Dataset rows
◆ ◆ ◆ ◆

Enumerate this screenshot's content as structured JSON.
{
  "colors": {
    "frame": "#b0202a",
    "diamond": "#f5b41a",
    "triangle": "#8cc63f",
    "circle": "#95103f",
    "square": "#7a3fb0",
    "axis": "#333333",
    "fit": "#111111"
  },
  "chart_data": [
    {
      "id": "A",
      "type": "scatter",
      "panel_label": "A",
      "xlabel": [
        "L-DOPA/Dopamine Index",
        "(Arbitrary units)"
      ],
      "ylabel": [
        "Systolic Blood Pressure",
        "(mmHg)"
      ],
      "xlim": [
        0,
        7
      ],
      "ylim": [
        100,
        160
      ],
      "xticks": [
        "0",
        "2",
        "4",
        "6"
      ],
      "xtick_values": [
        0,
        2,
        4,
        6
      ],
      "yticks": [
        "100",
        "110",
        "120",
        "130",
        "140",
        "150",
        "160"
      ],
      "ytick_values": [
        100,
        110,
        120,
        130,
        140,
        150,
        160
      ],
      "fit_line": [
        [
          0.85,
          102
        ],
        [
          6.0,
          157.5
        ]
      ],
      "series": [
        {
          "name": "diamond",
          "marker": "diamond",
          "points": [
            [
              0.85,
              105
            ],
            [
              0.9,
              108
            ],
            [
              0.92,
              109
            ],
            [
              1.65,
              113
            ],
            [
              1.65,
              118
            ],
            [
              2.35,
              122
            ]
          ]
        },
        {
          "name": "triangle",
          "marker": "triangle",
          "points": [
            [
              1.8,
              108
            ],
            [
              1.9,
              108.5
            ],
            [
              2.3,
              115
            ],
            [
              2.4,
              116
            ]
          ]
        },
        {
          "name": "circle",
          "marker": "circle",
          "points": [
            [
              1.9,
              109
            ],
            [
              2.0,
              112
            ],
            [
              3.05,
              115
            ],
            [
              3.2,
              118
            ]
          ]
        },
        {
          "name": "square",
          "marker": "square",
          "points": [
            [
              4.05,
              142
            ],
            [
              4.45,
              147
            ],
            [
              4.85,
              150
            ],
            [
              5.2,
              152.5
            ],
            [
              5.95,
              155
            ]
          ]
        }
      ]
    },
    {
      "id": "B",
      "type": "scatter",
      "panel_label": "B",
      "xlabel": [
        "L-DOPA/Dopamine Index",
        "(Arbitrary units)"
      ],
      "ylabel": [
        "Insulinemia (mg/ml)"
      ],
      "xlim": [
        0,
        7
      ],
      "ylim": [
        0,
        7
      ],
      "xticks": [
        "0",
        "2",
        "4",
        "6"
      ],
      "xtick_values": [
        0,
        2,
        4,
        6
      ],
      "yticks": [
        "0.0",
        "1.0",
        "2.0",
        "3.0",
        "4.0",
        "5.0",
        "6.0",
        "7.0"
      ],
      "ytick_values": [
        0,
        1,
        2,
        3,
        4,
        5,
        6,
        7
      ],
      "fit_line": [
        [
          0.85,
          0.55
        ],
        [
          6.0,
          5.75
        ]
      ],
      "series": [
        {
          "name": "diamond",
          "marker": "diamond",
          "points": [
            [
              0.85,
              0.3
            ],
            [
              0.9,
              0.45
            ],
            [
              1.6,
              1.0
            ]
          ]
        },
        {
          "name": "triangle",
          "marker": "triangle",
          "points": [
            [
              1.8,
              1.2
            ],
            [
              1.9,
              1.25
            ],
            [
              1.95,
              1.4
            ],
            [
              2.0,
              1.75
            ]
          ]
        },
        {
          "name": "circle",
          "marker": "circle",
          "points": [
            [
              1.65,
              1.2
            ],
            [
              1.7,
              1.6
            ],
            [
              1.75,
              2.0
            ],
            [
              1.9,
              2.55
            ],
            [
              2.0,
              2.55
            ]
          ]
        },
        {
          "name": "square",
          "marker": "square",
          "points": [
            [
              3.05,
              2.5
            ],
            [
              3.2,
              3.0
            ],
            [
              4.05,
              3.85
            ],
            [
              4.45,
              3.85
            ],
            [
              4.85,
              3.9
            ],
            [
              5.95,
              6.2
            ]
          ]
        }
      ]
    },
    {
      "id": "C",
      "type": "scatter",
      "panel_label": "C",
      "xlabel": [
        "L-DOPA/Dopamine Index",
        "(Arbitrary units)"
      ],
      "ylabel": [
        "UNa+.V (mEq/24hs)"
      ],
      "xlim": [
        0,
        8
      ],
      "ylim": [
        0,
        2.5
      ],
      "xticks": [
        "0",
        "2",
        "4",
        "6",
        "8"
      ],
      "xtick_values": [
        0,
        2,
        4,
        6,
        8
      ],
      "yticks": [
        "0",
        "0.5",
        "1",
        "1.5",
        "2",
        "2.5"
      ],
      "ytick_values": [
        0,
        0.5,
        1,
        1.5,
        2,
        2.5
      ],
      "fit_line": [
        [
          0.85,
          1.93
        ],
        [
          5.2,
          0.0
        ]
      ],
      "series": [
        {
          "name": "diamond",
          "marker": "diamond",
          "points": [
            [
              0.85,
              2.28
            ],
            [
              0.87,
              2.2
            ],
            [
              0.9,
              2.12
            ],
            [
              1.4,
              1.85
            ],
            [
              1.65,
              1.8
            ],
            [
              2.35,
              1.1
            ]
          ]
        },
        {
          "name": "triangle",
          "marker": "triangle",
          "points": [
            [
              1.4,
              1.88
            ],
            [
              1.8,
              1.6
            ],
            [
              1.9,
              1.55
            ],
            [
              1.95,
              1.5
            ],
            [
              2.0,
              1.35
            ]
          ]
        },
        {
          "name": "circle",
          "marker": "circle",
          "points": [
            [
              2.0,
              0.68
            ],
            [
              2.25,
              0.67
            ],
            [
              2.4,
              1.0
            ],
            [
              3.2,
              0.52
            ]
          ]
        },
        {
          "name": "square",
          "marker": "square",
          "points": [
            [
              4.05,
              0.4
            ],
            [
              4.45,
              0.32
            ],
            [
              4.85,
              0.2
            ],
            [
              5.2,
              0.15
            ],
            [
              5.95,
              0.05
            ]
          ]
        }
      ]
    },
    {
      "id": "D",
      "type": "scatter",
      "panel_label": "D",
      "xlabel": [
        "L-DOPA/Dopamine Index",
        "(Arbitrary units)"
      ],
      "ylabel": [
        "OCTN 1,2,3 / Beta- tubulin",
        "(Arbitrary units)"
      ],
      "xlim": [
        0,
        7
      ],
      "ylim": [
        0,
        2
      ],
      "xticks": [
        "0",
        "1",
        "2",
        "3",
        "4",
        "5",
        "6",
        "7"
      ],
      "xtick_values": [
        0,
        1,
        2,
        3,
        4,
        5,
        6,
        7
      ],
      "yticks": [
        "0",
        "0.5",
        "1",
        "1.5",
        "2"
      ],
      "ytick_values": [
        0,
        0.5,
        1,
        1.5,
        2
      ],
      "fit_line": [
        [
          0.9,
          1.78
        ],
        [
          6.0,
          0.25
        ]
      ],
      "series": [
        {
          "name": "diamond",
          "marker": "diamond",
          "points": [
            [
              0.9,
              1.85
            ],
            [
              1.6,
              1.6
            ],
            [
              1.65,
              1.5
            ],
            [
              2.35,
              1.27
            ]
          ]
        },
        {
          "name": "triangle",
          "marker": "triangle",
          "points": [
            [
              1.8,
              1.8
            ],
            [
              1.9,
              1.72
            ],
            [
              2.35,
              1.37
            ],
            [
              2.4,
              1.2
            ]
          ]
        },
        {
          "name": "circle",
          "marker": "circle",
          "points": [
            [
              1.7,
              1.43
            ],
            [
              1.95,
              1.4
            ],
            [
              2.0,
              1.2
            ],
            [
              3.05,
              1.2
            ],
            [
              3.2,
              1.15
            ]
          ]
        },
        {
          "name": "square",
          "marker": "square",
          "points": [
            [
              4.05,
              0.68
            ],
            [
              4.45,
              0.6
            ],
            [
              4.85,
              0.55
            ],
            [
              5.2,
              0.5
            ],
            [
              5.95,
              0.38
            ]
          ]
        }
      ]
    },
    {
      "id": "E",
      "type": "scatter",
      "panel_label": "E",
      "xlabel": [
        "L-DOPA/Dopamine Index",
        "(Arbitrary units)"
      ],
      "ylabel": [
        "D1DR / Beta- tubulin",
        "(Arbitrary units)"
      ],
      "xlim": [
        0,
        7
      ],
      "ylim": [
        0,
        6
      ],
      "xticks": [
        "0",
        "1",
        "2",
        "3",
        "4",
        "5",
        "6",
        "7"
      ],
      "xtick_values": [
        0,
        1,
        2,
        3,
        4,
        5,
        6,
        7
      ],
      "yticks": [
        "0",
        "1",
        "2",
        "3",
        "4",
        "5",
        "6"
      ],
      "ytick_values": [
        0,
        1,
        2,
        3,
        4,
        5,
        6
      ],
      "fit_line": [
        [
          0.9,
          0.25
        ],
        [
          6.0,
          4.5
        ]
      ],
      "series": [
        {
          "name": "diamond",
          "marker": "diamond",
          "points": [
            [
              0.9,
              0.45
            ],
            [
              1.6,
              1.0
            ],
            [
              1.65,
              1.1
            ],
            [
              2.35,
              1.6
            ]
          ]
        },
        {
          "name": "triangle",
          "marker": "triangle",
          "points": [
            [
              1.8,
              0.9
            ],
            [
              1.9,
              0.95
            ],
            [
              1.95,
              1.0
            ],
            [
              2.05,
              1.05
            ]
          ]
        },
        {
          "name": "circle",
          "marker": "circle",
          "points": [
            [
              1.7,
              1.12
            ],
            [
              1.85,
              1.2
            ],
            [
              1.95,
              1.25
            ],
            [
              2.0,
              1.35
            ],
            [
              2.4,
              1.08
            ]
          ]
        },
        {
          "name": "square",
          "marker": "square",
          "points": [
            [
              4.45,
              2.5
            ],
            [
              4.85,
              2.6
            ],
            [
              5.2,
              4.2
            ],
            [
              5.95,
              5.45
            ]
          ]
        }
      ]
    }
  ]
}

◆ ◆ ◆ ◆

#### EXERCISE PROMPT:
Tally the lines in these entries that have the string "Beta" in them, then answer with the count and nothing else.

#### ANSWER TO THIS EXERCISE:
2